Problem statement
Reproduce the material in full, unchanged.
┄┄┄┄┄┄┄┄┄┄┄┄┄┄┄┄┄┄┄┄
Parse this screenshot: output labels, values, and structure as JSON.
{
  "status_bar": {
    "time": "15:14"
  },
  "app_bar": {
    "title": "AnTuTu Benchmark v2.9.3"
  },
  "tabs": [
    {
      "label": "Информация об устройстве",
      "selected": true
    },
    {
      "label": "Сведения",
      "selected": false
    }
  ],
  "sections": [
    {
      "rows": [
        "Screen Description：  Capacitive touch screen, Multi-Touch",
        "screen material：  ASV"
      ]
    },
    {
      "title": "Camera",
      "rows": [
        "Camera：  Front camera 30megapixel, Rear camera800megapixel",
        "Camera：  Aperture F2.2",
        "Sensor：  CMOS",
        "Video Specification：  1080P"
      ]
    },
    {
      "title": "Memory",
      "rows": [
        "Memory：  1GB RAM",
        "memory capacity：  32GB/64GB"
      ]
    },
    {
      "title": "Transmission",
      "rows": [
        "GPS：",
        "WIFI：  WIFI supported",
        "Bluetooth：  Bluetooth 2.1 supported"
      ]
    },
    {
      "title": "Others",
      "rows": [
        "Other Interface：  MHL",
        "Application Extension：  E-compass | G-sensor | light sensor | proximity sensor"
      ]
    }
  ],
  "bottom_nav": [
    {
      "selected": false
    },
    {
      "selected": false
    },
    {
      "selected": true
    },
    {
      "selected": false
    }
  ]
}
┄┄┄┄┄┄┄┄┄┄┄┄┄┄┄┄┄┄┄┄
Exercise solution
Parse this screenshot: output labels, values, and structure as JSON.
{
  "status_bar": {
    "time": "15:14"
  },
  "app_bar": {
    "title": "AnTuTu Benchmark v2.9.3"
  },
  "tabs": [
    {
      "label": "Информация об устройстве",
      "selected": true
    },
    {
      "label": "Сведения",
      "selected": false
    }
  ],
  "sections": [
    {
      "rows": [
        "Screen Description：  Capacitive touch screen, Multi-Touch",
        "screen material：  ASV"
      ]
    },
    {
      "title": "Camera",
      "rows": [
        "Camera：  Front camera 30megapixel, Rear camera800megapixel",
        "Camera：  Aperture F2.2",
        "Sensor：  CMOS",
        "Video Specification：  1080P"
      ]
    },
    {
      "title": "Memory",
      "rows": [
        "Memory：  1GB RAM",
        "memory capacity：  32GB/64GB"
      ]
    },
    {
      "title": "Transmission",
      "rows": [
        "GPS：",
        "WIFI：  WIFI supported",
        "Bluetooth：  Bluetooth 2.1 supported"
      ]
    },
    {
      "title": "Others",
      "rows": [
        "Other Interface：  MHL",
        "Application Extension：  E-compass | G-sensor | light sensor | proximity sensor"
      ]
    }
  ],
  "bottom_nav": [
    {
      "selected": false
    },
    {
      "selected": false
    },
    {
      "selected": true
    },
    {
      "selected": false
    }
  ]
}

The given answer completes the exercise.